(Task material)
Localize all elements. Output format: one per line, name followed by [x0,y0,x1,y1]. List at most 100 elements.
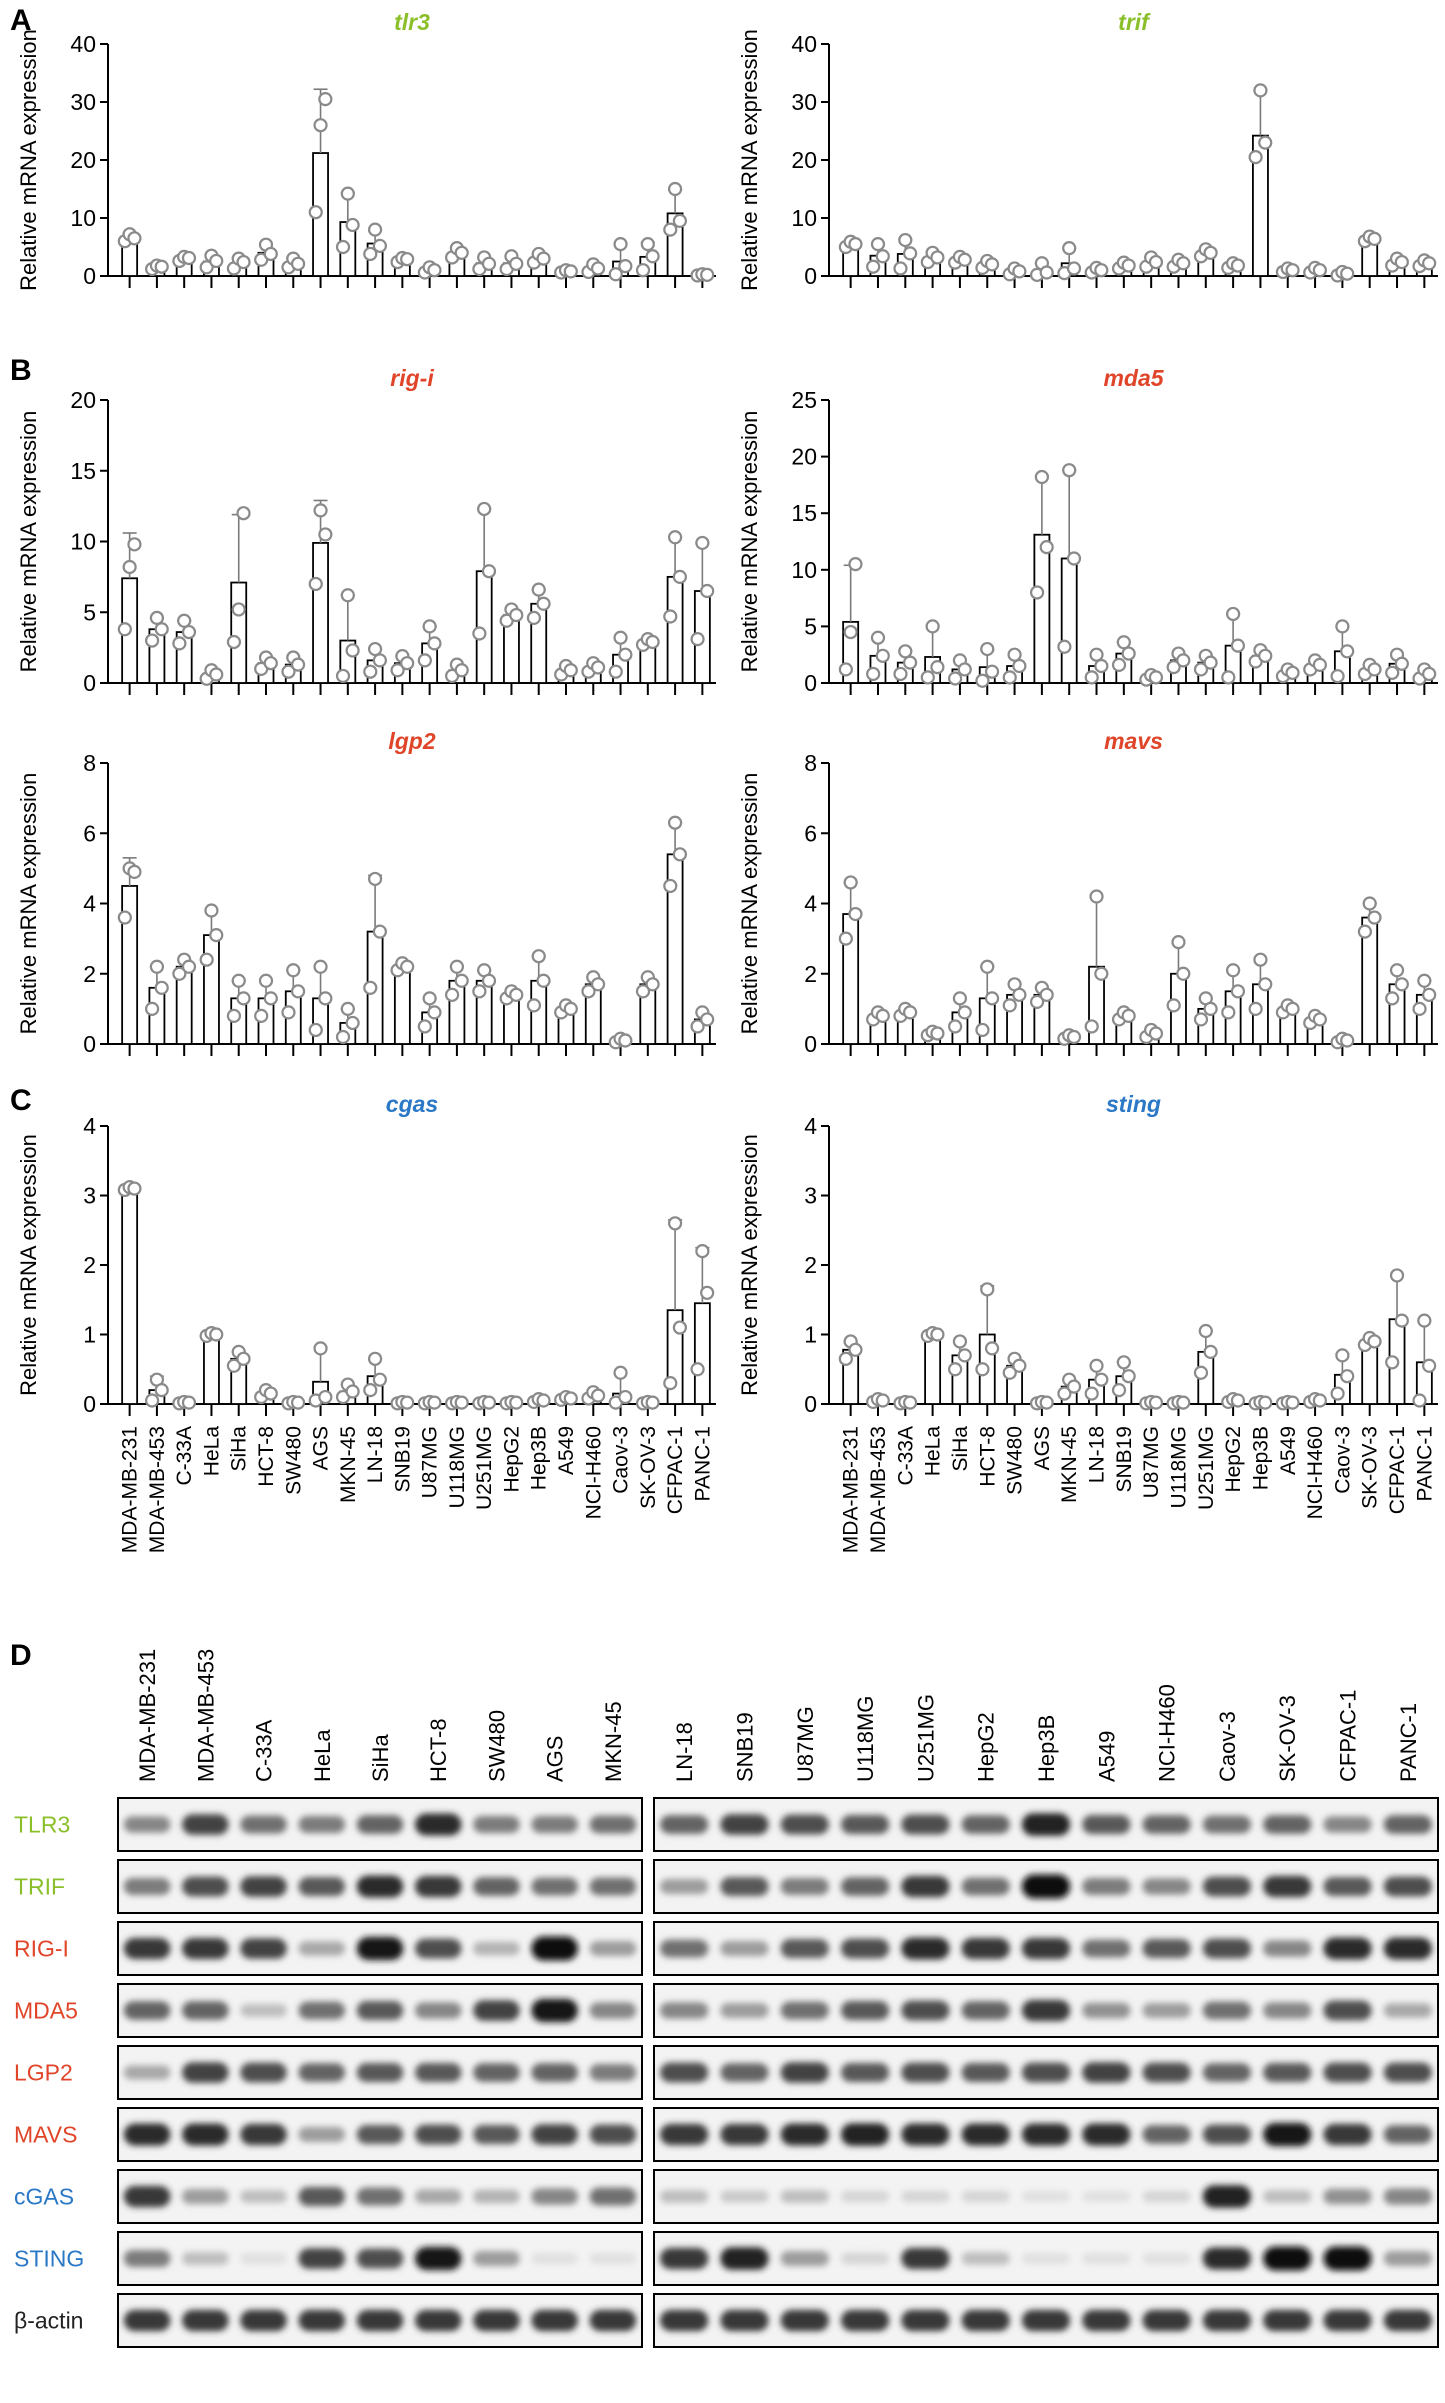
blot-band [1142,1938,1191,1959]
blot-band [1082,1878,1131,1895]
blot-band [531,2188,578,2205]
y-tick-label: 20 [791,444,817,470]
blot-band [123,1937,171,1960]
data-point [313,118,328,133]
blot-band [414,2002,462,2019]
data-point [318,991,333,1006]
data-point [145,633,160,648]
data-point [417,1019,432,1034]
data-point [1340,266,1355,281]
data-point [957,1005,972,1020]
data-point [263,991,278,1006]
blot-band [840,2252,890,2265]
blot-band [660,2123,709,2146]
data-point [1285,1001,1300,1016]
data-point [975,1362,990,1377]
data-point [1166,998,1181,1013]
data-point [920,670,935,685]
blot-band [356,2187,404,2206]
blot-band [298,2063,346,2082]
blot-band [961,1877,1010,1896]
data-point [154,980,169,995]
x-tick-label: Hep3B [528,1426,551,1490]
data-point [1367,662,1382,677]
blot-row-β-actin: β-actin [14,2293,1439,2348]
x-tick-label: MKN-45 [1058,1426,1081,1503]
x-tick-label: A549 [1277,1426,1300,1475]
y-tick-label: 5 [83,599,96,625]
bar-MDA-MB-231 [121,1187,139,1405]
blot-band [660,1939,709,1958]
data-point [1367,910,1382,925]
data-point [449,959,465,974]
blot-band [720,2003,769,2018]
data-point [848,906,863,922]
blot-band [1263,2122,1312,2147]
data-point [667,815,683,830]
blot-band [901,1814,950,1835]
blot-band [1383,2125,1432,2144]
panel-letters: A B C D [10,4,32,1672]
blot-band [840,2123,890,2146]
data-point [1176,1395,1191,1410]
data-point [1089,1358,1104,1373]
data-point [1039,265,1054,280]
lane-label: MDA-MB-453 [193,1649,218,1782]
bar-HeLa [924,1333,942,1405]
blot-band [720,2309,769,2332]
data-point [422,619,437,634]
y-tick-label: 40 [791,31,817,57]
blot-band [961,2252,1010,2265]
x-tick-label: SK-OV-3 [637,1426,660,1509]
blot-band [589,2253,637,2264]
x-tick-label: MDA-MB-453 [146,1426,169,1553]
blot-band [1323,1876,1372,1897]
blot-band [531,2253,578,2264]
data-point [313,959,328,974]
blot-band [901,1937,950,1960]
y-axis-label: Relative mRNA expression [737,29,762,291]
data-point [663,878,678,894]
data-point [618,259,633,274]
x-tick-label: HCT-8 [255,1426,278,1487]
data-point [667,1216,683,1231]
lane-label: SW480 [484,1710,509,1782]
data-point [1166,660,1181,675]
data-point [526,610,542,626]
blot-band [298,2309,346,2332]
blot-band [473,2124,520,2145]
chart-rig-i: rig-i 0 5 10 15 20 Relative mRNA expression [16,365,716,696]
blot-band [589,1815,637,1834]
blot-band [1021,2123,1071,2146]
data-point [1422,1358,1437,1373]
data-point [1089,647,1104,662]
data-point [345,1015,360,1031]
data-point [957,252,972,267]
blot-band [961,1937,1010,1960]
blot-row-label: cGAS [14,2184,74,2210]
data-point [1193,662,1209,677]
data-point [695,1243,710,1259]
y-tick-label: 0 [804,1031,817,1057]
data-point [903,1005,918,1020]
blot-band [1202,2247,1252,2270]
blot-band [473,1941,520,1956]
data-point [1330,1386,1345,1401]
data-point [1084,1019,1099,1034]
data-point [957,662,972,677]
y-tick-label: 2 [83,961,96,987]
data-point [1258,1395,1273,1410]
x-tick-label: CFPAC-1 [1386,1426,1409,1514]
panel-letter-A: A [10,4,32,37]
y-tick-label: 5 [804,613,817,639]
data-point [236,254,251,270]
data-point [1094,658,1109,674]
data-point [181,959,197,974]
blot-band [182,2309,229,2332]
x-tick-label: PANC-1 [691,1426,714,1501]
x-tick-label: SW480 [1004,1426,1027,1495]
data-point [367,222,383,237]
chart-sting: sting 0 1 2 3 4 Relative mRNA expression MDA-MB… [737,1091,1438,1553]
x-tick-label: NCI-H460 [582,1426,605,1519]
data-point [226,1358,242,1373]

(Exercise goal) Once you have counted the lines of the records that contain the word "chart", give the count and nothing else.

(Solved exercise) 2